Omit the pictures and output every entry below exactly as written.

Data entries:
====================

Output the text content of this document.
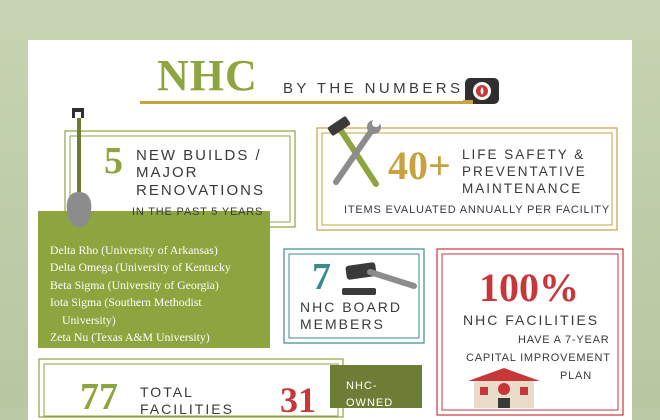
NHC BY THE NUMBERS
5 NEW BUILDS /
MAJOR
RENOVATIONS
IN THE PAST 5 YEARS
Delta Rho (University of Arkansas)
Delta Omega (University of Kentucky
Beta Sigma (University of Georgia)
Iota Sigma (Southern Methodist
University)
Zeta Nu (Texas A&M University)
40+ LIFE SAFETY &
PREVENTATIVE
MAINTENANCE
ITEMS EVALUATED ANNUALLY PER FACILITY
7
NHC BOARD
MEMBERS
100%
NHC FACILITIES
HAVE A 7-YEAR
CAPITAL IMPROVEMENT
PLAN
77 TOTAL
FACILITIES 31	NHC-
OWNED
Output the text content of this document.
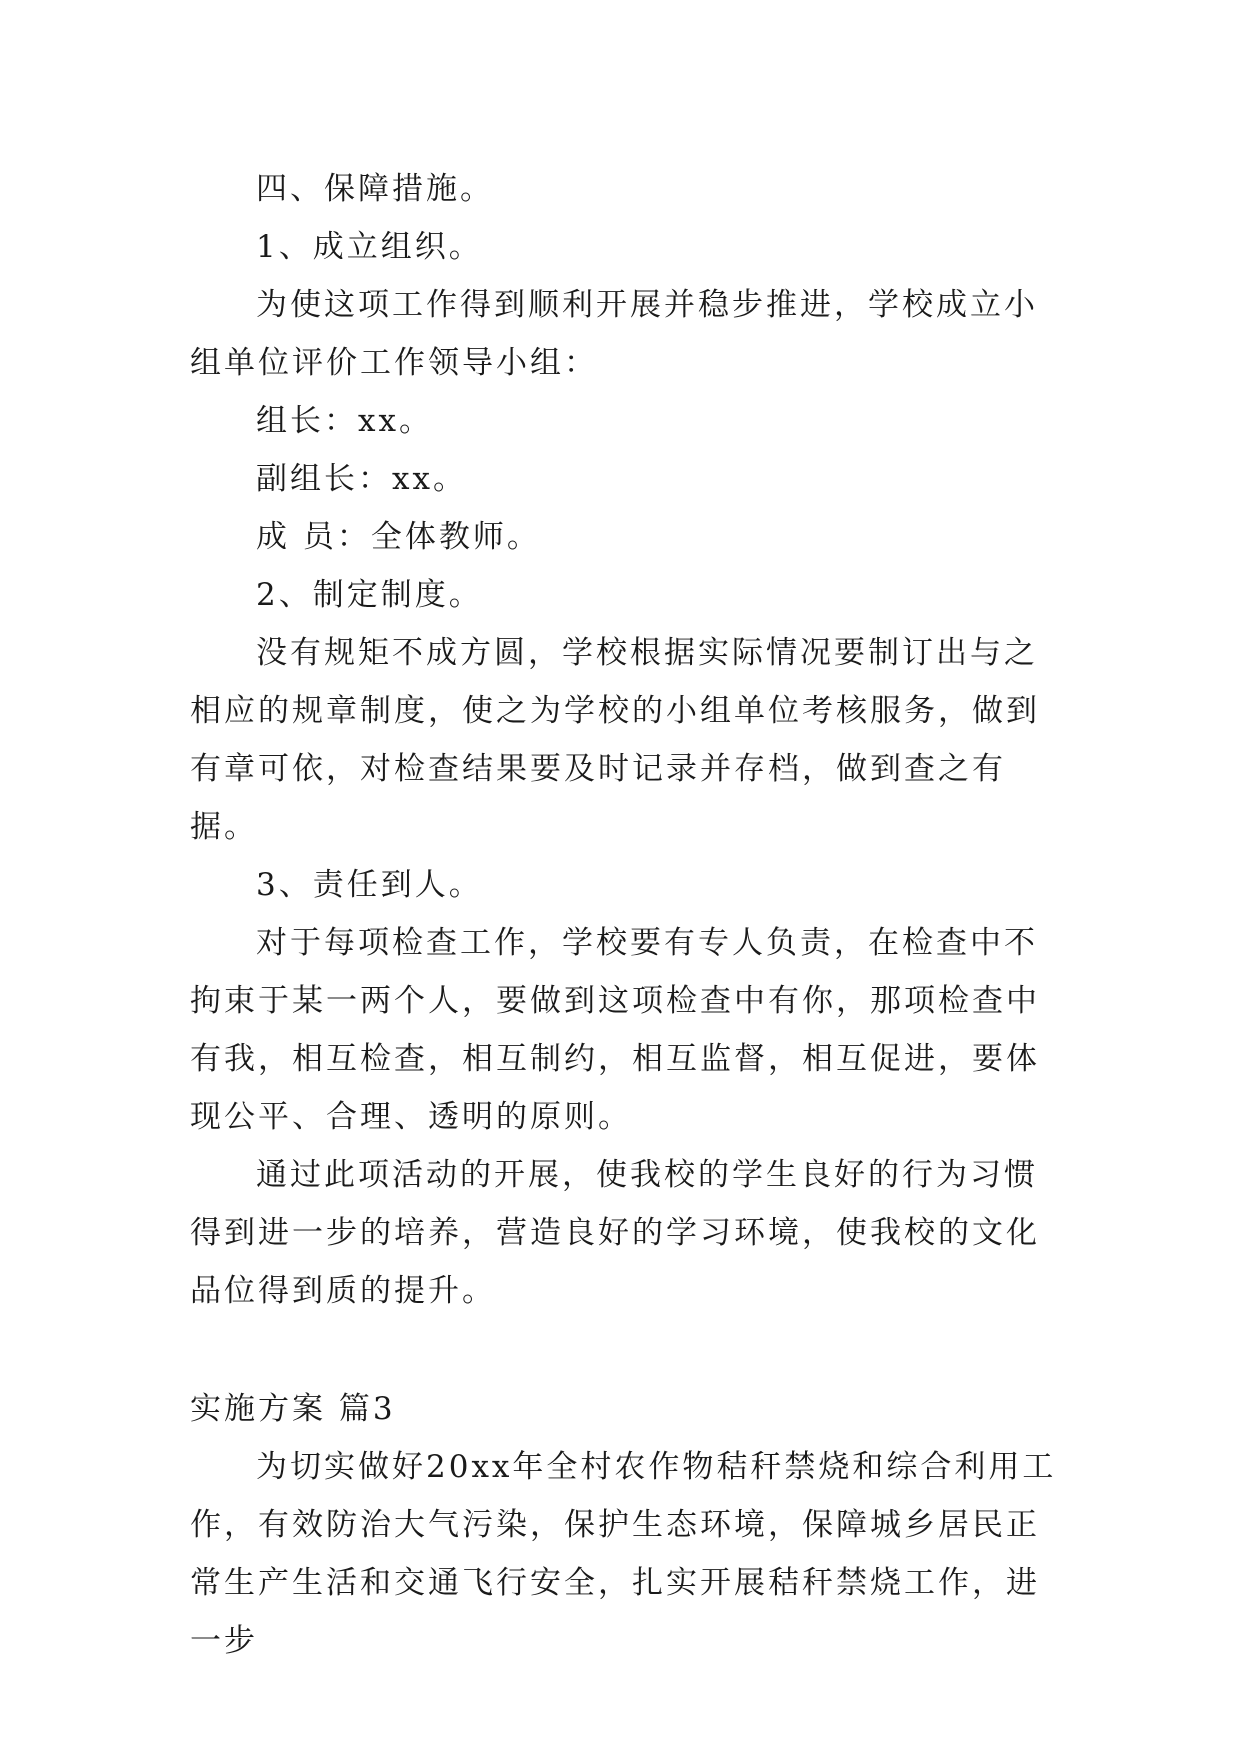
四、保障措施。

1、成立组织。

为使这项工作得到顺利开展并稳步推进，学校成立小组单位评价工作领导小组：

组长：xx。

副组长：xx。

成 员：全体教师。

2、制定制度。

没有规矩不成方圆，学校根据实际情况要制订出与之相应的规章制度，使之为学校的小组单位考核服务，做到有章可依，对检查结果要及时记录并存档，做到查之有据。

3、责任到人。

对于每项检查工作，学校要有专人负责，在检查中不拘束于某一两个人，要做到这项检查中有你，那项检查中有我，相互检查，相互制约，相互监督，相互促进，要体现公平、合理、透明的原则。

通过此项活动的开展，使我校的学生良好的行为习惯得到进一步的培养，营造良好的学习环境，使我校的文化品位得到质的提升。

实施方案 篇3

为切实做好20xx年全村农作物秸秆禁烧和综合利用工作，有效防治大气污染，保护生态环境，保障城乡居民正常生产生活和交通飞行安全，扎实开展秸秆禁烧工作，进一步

====================

Solution to the exercise:
Output the text content of this document.
NHC BY THE NUMBERS
5 NEW BUILDS /
MAJOR
RENOVATIONS
IN THE PAST 5 YEARS
Delta Rho (University of Arkansas)
Delta Omega (University of Kentucky
Beta Sigma (University of Georgia)
Iota Sigma (Southern Methodist
University)
Zeta Nu (Texas A&M University)
40+ LIFE SAFETY &
PREVENTATIVE
MAINTENANCE
ITEMS EVALUATED ANNUALLY PER FACILITY
7
NHC BOARD
MEMBERS
100%
NHC FACILITIES
HAVE A 7-YEAR
CAPITAL IMPROVEMENT
PLAN
77 TOTAL
FACILITIES 31	NHC-
OWNED
Output the text content of this document.
四、保障措施。

1、成立组织。

为使这项工作得到顺利开展并稳步推进，学校成立小组单位评价工作领导小组：

组长：xx。

副组长：xx。

成 员：全体教师。

2、制定制度。

没有规矩不成方圆，学校根据实际情况要制订出与之相应的规章制度，使之为学校的小组单位考核服务，做到有章可依，对检查结果要及时记录并存档，做到查之有据。

3、责任到人。

对于每项检查工作，学校要有专人负责，在检查中不拘束于某一两个人，要做到这项检查中有你，那项检查中有我，相互检查，相互制约，相互监督，相互促进，要体现公平、合理、透明的原则。

通过此项活动的开展，使我校的学生良好的行为习惯得到进一步的培养，营造良好的学习环境，使我校的文化品位得到质的提升。

实施方案 篇3

为切实做好20xx年全村农作物秸秆禁烧和综合利用工作，有效防治大气污染，保护生态环境，保障城乡居民正常生产生活和交通飞行安全，扎实开展秸秆禁烧工作，进一步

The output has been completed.